» Aim of the task:
Output the material word for word. Leave each picture out.

─── Input data ───

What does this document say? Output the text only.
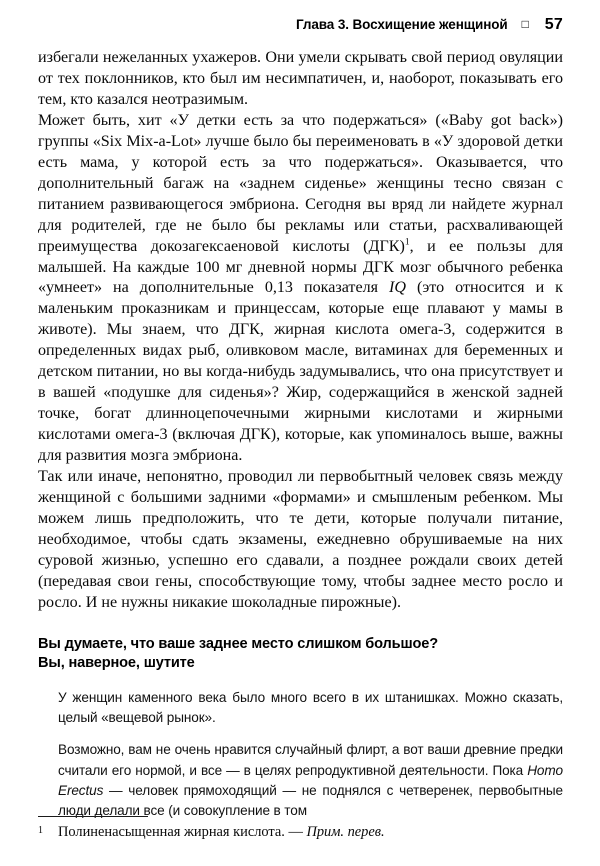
Глава 3. Восхищение женщиной □ 57

избегали нежеланных ухажеров. Они умели скрывать свой период овуляции от тех поклонников, кто был им несимпатичен, и, наоборот, показывать его тем, кто казался неотразимым.

Может быть, хит «У детки есть за что подержаться» («Baby got back») группы «Six Mix-a-Lot» лучше было бы переименовать в «У здоровой детки есть мама, у которой есть за что подержаться». Оказывается, что дополнительный багаж на «заднем сиденье» женщины тесно связан с питанием развивающегося эмбриона. Сегодня вы вряд ли найдете журнал для родителей, где не было бы рекламы или статьи, расхваливающей преимущества докозагексаеновой кислоты (ДГК)$^1$, и ее пользы для малышей. На каждые 100 мг дневной нормы ДГК мозг обычного ребенка «умнеет» на дополнительные 0,13 показателя IQ (это относится и к маленьким проказникам и принцессам, которые еще плавают у мамы в животе). Мы знаем, что ДГК, жирная кислота омега-3, содержится в определенных видах рыб, оливковом масле, витаминах для беременных и детском питании, но вы когда-нибудь задумывались, что она присутствует и в вашей «подушке для сиденья»? Жир, содержащийся в женской задней точке, богат длинноцепочечными жирными кислотами и жирными кислотами омега-3 (включая ДГК), которые, как упоминалось выше, важны для развития мозга эмбриона.

Так или иначе, непонятно, проводил ли первобытный человек связь между женщиной с большими задними «формами» и смышленым ребенком. Мы можем лишь предположить, что те дети, которые получали питание, необходимое, чтобы сдать экзамены, ежедневно обрушиваемые на них суровой жизнью, успешно его сдавали, а позднее рождали своих детей (передавая свои гены, способствующие тому, чтобы заднее место росло и росло. И не нужны никакие шоколадные пирожные).

Вы думаете, что ваше заднее место слишком большое?
Вы, наверное, шутите

У женщин каменного века было много всего в их штанишках. Можно сказать, целый «вещевой рынок».

Возможно, вам не очень нравится случайный флирт, а вот ваши древние предки считали его нормой, и все — в целях репродуктивной деятельности. Пока Homo Erectus — человек прямоходящий — не поднялся с четверенек, первобытные люди делали все (и совокупление в том

1 Полиненасыщенная жирная кислота. — Прим. перев.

───

» Worked solution:
What does this document say? Output the text only.
Глава 3. Восхищение женщиной □ 57

избегали нежеланных ухажеров. Они умели скрывать свой период овуляции от тех поклонников, кто был им несимпатичен, и, наоборот, показывать его тем, кто казался неотразимым.

Может быть, хит «У детки есть за что подержаться» («Baby got back») группы «Six Mix-a-Lot» лучше было бы переименовать в «У здоровой детки есть мама, у которой есть за что подержаться». Оказывается, что дополнительный багаж на «заднем сиденье» женщины тесно связан с питанием развивающегося эмбриона. Сегодня вы вряд ли найдете журнал для родителей, где не было бы рекламы или статьи, расхваливающей преимущества докозагексаеновой кислоты (ДГК)$^1$, и ее пользы для малышей. На каждые 100 мг дневной нормы ДГК мозг обычного ребенка «умнеет» на дополнительные 0,13 показателя IQ (это относится и к маленьким проказникам и принцессам, которые еще плавают у мамы в животе). Мы знаем, что ДГК, жирная кислота омега-3, содержится в определенных видах рыб, оливковом масле, витаминах для беременных и детском питании, но вы когда-нибудь задумывались, что она присутствует и в вашей «подушке для сиденья»? Жир, содержащийся в женской задней точке, богат длинноцепочечными жирными кислотами и жирными кислотами омега-3 (включая ДГК), которые, как упоминалось выше, важны для развития мозга эмбриона.

Так или иначе, непонятно, проводил ли первобытный человек связь между женщиной с большими задними «формами» и смышленым ребенком. Мы можем лишь предположить, что те дети, которые получали питание, необходимое, чтобы сдать экзамены, ежедневно обрушиваемые на них суровой жизнью, успешно его сдавали, а позднее рождали своих детей (передавая свои гены, способствующие тому, чтобы заднее место росло и росло. И не нужны никакие шоколадные пирожные).

Вы думаете, что ваше заднее место слишком большое?
Вы, наверное, шутите

У женщин каменного века было много всего в их штанишках. Можно сказать, целый «вещевой рынок».

Возможно, вам не очень нравится случайный флирт, а вот ваши древние предки считали его нормой, и все — в целях репродуктивной деятельности. Пока Homo Erectus — человек прямоходящий — не поднялся с четверенек, первобытные люди делали все (и совокупление в том

1 Полиненасыщенная жирная кислота. — Прим. перев.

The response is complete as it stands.